• _Task to carry out_
Strip the pictures and reproduce the rest of the listing exactly.

[Saved data entries]
+-------+
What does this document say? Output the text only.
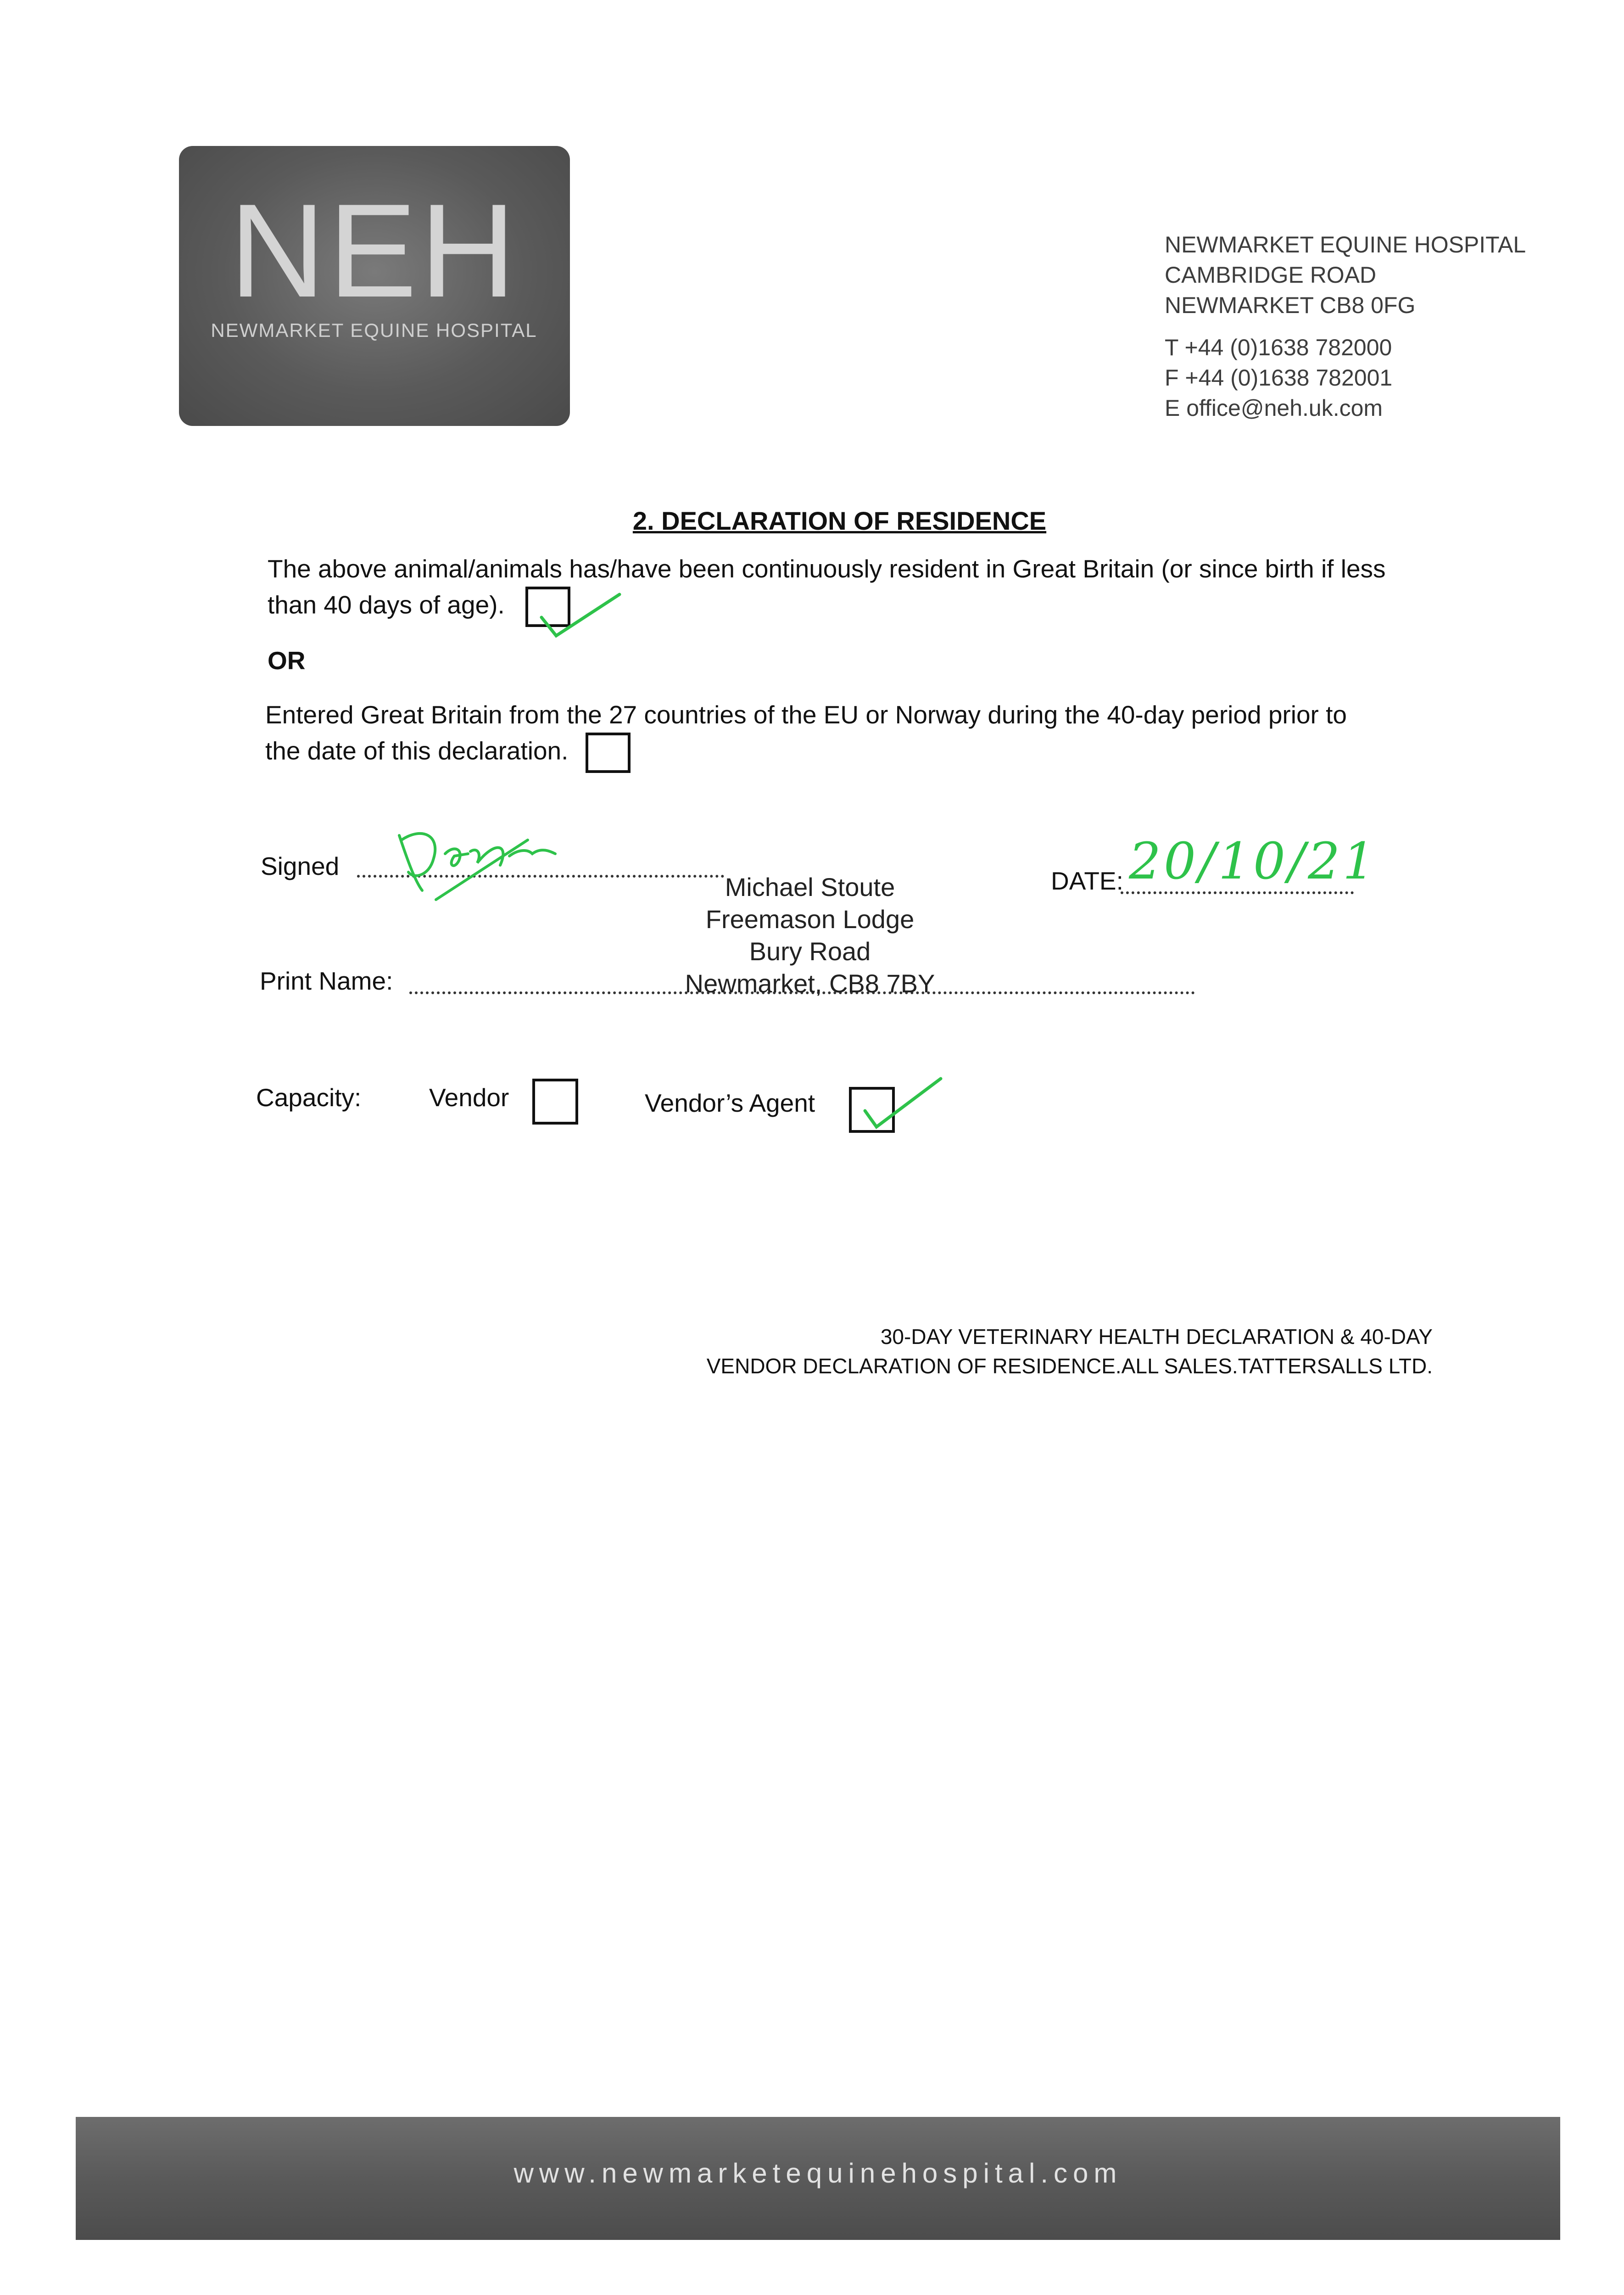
NEH
NEWMARKET EQUINE HOSPITAL
NEWMARKET EQUINE HOSPITAL
CAMBRIDGE ROAD
NEWMARKET CB8 0FG
T +44 (0)1638 782000
F +44 (0)1638 782001
E office@neh.uk.com
2. DECLARATION OF RESIDENCE
The above animal/animals has/have been continuously resident in Great Britain (or since birth if less
than 40 days of age).
OR
Entered Great Britain from the 27 countries of the EU or Norway during the 40-day period prior to
the date of this declaration.
Signed
DATE: 20/10/21
Print Name:
Michael Stoute
Freemason Lodge
Bury Road
Newmarket, CB8 7BY
Capacity:	Vendor	Vendor’s Agent
30-DAY VETERINARY HEALTH DECLARATION & 40-DAY
VENDOR DECLARATION OF RESIDENCE.ALL SALES.TATTERSALLS LTD.
www.newmarketequinehospital.com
+-------+
• _Complete answer_
What does this document say? Output the text only.
NEH
NEWMARKET EQUINE HOSPITAL
NEWMARKET EQUINE HOSPITAL
CAMBRIDGE ROAD
NEWMARKET CB8 0FG
T +44 (0)1638 782000
F +44 (0)1638 782001
E office@neh.uk.com
2. DECLARATION OF RESIDENCE
The above animal/animals has/have been continuously resident in Great Britain (or since birth if less
than 40 days of age).
OR
Entered Great Britain from the 27 countries of the EU or Norway during the 40-day period prior to
the date of this declaration.
Signed
DATE: 20/10/21
Print Name:
Michael Stoute
Freemason Lodge
Bury Road
Newmarket, CB8 7BY
Capacity:	Vendor	Vendor’s Agent
30-DAY VETERINARY HEALTH DECLARATION & 40-DAY
VENDOR DECLARATION OF RESIDENCE.ALL SALES.TATTERSALLS LTD.
www.newmarketequinehospital.com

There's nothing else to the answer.